── RECORDS FOR THE TASK

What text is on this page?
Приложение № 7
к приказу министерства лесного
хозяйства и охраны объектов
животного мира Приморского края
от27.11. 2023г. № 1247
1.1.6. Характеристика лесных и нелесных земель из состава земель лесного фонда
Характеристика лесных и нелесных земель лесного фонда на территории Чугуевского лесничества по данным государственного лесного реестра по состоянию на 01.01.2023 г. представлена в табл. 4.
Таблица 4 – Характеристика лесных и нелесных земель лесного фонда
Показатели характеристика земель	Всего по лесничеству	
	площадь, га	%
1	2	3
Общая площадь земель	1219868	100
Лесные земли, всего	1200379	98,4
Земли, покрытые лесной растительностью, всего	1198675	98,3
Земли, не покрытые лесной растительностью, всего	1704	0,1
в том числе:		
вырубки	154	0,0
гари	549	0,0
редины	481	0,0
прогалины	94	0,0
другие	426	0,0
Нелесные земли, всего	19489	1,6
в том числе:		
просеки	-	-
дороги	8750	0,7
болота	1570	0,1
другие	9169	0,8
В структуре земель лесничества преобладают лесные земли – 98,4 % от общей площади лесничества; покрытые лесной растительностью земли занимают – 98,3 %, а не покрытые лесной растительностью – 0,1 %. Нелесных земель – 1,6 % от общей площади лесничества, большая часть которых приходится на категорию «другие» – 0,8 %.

────
── RECORDS FOR THE TASK

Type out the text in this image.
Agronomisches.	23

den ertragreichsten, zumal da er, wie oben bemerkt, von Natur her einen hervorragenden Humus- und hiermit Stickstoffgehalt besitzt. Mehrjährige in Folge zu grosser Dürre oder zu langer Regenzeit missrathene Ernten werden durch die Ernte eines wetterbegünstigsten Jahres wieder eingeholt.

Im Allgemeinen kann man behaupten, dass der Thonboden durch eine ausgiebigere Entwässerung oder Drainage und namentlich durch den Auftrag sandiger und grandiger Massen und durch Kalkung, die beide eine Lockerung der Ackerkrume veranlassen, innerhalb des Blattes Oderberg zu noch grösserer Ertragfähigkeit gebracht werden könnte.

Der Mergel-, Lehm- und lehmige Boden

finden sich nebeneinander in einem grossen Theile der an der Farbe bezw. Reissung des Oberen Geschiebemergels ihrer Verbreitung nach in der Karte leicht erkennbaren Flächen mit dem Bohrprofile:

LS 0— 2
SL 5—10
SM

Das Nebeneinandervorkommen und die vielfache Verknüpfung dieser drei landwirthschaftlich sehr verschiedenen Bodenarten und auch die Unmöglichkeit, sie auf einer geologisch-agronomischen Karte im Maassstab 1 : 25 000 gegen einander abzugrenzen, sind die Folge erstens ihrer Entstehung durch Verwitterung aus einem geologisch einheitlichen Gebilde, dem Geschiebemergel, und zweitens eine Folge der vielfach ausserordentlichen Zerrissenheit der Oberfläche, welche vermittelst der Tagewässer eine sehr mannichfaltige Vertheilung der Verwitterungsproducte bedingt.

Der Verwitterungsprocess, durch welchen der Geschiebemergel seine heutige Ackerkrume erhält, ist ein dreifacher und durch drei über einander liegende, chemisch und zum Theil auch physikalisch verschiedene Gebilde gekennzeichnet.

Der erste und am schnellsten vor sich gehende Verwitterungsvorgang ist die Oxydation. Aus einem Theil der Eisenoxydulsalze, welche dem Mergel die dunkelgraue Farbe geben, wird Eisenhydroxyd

────

▶ PROBLEM REQUIREMENTS
Going through the entries above, tally each line that has the word "лесного". Answer with the number only.

▶ COMPLETED EXERCISE
4